- **Supplied entries**:
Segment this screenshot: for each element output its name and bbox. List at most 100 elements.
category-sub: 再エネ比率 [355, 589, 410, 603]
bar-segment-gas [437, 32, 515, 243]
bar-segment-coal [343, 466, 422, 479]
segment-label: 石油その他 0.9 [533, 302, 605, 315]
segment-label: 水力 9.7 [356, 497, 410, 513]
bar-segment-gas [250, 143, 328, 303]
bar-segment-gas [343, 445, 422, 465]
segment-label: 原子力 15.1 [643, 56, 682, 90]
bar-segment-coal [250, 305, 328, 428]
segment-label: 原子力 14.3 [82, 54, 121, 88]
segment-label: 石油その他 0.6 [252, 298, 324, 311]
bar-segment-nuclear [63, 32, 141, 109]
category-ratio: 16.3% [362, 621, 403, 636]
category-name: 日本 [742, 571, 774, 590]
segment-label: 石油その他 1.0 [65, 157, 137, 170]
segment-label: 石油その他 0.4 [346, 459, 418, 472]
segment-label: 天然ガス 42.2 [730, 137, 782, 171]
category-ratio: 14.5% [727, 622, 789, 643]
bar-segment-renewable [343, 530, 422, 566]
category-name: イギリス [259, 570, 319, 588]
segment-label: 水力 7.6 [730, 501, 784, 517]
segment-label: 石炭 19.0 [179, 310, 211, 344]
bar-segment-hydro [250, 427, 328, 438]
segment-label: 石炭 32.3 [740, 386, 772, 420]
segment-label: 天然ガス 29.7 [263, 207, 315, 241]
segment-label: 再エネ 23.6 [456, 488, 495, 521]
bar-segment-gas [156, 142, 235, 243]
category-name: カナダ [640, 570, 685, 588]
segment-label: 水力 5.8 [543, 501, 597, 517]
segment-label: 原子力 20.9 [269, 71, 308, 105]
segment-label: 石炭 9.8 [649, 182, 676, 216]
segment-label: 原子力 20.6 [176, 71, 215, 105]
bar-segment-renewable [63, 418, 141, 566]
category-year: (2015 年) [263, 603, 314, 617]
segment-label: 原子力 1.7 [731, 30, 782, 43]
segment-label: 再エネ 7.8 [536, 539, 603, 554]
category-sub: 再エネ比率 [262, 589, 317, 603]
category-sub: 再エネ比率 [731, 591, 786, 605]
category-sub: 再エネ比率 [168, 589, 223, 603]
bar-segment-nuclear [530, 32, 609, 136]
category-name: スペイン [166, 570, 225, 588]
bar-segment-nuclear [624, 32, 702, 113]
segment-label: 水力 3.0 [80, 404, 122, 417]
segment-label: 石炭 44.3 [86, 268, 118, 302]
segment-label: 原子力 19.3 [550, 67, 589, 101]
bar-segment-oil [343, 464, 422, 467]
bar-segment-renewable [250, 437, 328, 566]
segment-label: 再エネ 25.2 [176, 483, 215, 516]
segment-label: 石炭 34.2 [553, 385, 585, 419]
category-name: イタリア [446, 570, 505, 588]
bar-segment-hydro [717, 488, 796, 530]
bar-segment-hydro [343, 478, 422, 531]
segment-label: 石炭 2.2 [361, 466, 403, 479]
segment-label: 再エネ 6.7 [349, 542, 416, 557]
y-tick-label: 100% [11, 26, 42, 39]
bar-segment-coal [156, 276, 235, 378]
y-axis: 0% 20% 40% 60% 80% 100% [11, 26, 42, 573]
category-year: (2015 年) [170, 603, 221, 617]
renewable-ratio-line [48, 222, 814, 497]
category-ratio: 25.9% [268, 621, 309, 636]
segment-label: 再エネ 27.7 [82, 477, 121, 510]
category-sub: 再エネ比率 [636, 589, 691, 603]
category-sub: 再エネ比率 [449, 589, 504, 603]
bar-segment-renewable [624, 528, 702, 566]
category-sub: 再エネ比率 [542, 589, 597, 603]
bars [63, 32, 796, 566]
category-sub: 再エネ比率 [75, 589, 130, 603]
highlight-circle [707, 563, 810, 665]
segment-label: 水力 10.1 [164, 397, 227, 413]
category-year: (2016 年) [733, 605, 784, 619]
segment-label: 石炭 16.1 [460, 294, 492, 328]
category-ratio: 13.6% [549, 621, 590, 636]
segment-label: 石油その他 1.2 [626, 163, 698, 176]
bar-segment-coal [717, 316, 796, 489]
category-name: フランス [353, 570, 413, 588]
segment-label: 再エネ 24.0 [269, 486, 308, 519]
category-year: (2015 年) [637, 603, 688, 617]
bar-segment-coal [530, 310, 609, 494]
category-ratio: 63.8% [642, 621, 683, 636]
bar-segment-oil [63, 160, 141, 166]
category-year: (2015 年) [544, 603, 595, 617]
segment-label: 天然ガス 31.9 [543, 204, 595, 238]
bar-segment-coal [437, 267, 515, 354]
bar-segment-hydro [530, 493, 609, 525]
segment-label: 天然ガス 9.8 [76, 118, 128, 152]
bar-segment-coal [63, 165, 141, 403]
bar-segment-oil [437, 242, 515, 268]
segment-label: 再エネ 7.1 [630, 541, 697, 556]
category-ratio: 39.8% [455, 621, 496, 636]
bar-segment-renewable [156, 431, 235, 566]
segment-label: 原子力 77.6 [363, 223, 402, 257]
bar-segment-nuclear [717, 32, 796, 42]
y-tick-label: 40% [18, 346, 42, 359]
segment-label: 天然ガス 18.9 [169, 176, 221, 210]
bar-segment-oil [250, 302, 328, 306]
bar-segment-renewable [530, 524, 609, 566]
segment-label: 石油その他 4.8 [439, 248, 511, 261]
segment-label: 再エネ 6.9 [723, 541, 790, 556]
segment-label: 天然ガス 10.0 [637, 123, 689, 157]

- **Exercise brief**:
Copy out every line of all the entries above without changing anything.

- **Written solution**:
Segment this screenshot: for each element output its name and bbox. List at most 100 elements.
category-sub: 再エネ比率 [355, 589, 410, 603]
bar-segment-gas [437, 32, 515, 243]
bar-segment-coal [343, 466, 422, 479]
segment-label: 石油その他 0.9 [533, 302, 605, 315]
segment-label: 水力 9.7 [356, 497, 410, 513]
bar-segment-gas [250, 143, 328, 303]
bar-segment-gas [343, 445, 422, 465]
segment-label: 原子力 15.1 [643, 56, 682, 90]
bar-segment-coal [250, 305, 328, 428]
segment-label: 原子力 14.3 [82, 54, 121, 88]
segment-label: 石油その他 0.6 [252, 298, 324, 311]
bar-segment-nuclear [63, 32, 141, 109]
category-ratio: 16.3% [362, 621, 403, 636]
category-name: 日本 [742, 571, 774, 590]
segment-label: 石油その他 1.0 [65, 157, 137, 170]
segment-label: 石油その他 0.4 [346, 459, 418, 472]
segment-label: 天然ガス 42.2 [730, 137, 782, 171]
category-ratio: 14.5% [727, 622, 789, 643]
bar-segment-renewable [343, 530, 422, 566]
category-name: イギリス [259, 570, 319, 588]
segment-label: 水力 7.6 [730, 501, 784, 517]
segment-label: 石炭 19.0 [179, 310, 211, 344]
bar-segment-hydro [250, 427, 328, 438]
segment-label: 石炭 32.3 [740, 386, 772, 420]
segment-label: 天然ガス 29.7 [263, 207, 315, 241]
segment-label: 再エネ 23.6 [456, 488, 495, 521]
bar-segment-gas [156, 142, 235, 243]
category-name: カナダ [640, 570, 685, 588]
segment-label: 水力 5.8 [543, 501, 597, 517]
segment-label: 原子力 20.9 [269, 71, 308, 105]
segment-label: 石炭 9.8 [649, 182, 676, 216]
segment-label: 原子力 20.6 [176, 71, 215, 105]
bar-segment-renewable [63, 418, 141, 566]
category-year: (2015 年) [263, 603, 314, 617]
segment-label: 原子力 1.7 [731, 30, 782, 43]
segment-label: 再エネ 7.8 [536, 539, 603, 554]
category-sub: 再エネ比率 [262, 589, 317, 603]
category-sub: 再エネ比率 [731, 591, 786, 605]
category-sub: 再エネ比率 [168, 589, 223, 603]
bar-segment-nuclear [530, 32, 609, 136]
category-name: スペイン [166, 570, 225, 588]
bar-segment-nuclear [624, 32, 702, 113]
segment-label: 水力 3.0 [80, 404, 122, 417]
segment-label: 石炭 44.3 [86, 268, 118, 302]
segment-label: 原子力 19.3 [550, 67, 589, 101]
bar-segment-oil [343, 464, 422, 467]
bar-segment-renewable [250, 437, 328, 566]
segment-label: 再エネ 25.2 [176, 483, 215, 516]
segment-label: 石炭 34.2 [553, 385, 585, 419]
category-name: イタリア [446, 570, 505, 588]
bar-segment-hydro [717, 488, 796, 530]
bar-segment-hydro [343, 478, 422, 531]
segment-label: 石炭 2.2 [361, 466, 403, 479]
segment-label: 再エネ 6.7 [349, 542, 416, 557]
y-tick-label: 100% [11, 26, 42, 39]
bar-segment-coal [156, 276, 235, 378]
y-axis: 0% 20% 40% 60% 80% 100% [11, 26, 42, 573]
category-year: (2015 年) [170, 603, 221, 617]
renewable-ratio-line [48, 222, 814, 497]
category-ratio: 25.9% [268, 621, 309, 636]
segment-label: 再エネ 27.7 [82, 477, 121, 510]
category-sub: 再エネ比率 [636, 589, 691, 603]
category-sub: 再エネ比率 [449, 589, 504, 603]
bar-segment-renewable [624, 528, 702, 566]
category-sub: 再エネ比率 [542, 589, 597, 603]
bars [63, 32, 796, 566]
category-sub: 再エネ比率 [75, 589, 130, 603]
highlight-circle [707, 563, 810, 665]
segment-label: 水力 10.1 [164, 397, 227, 413]
category-year: (2016 年) [733, 605, 784, 619]
segment-label: 石炭 16.1 [460, 294, 492, 328]
category-ratio: 13.6% [549, 621, 590, 636]
segment-label: 石油その他 1.2 [626, 163, 698, 176]
bar-segment-coal [717, 316, 796, 489]
category-name: フランス [353, 570, 413, 588]
segment-label: 再エネ 24.0 [269, 486, 308, 519]
category-year: (2015 年) [637, 603, 688, 617]
bar-segment-coal [530, 310, 609, 494]
category-ratio: 63.8% [642, 621, 683, 636]
bar-segment-oil [63, 160, 141, 166]
category-year: (2015 年) [544, 603, 595, 617]
segment-label: 天然ガス 31.9 [543, 204, 595, 238]
bar-segment-coal [437, 267, 515, 354]
bar-segment-hydro [530, 493, 609, 525]
segment-label: 天然ガス 9.8 [76, 118, 128, 152]
bar-segment-coal [63, 165, 141, 403]
bar-segment-oil [437, 242, 515, 268]
segment-label: 再エネ 7.1 [630, 541, 697, 556]
category-ratio: 39.8% [455, 621, 496, 636]
bar-segment-renewable [156, 431, 235, 566]
segment-label: 原子力 77.6 [363, 223, 402, 257]
bar-segment-nuclear [717, 32, 796, 42]
y-tick-label: 40% [18, 346, 42, 359]
segment-label: 天然ガス 18.9 [169, 176, 221, 210]
bar-segment-oil [250, 302, 328, 306]
bar-segment-renewable [530, 524, 609, 566]
segment-label: 石油その他 4.8 [439, 248, 511, 261]
segment-label: 再エネ 6.9 [723, 541, 790, 556]
segment-label: 天然ガス 10.0 [637, 123, 689, 157]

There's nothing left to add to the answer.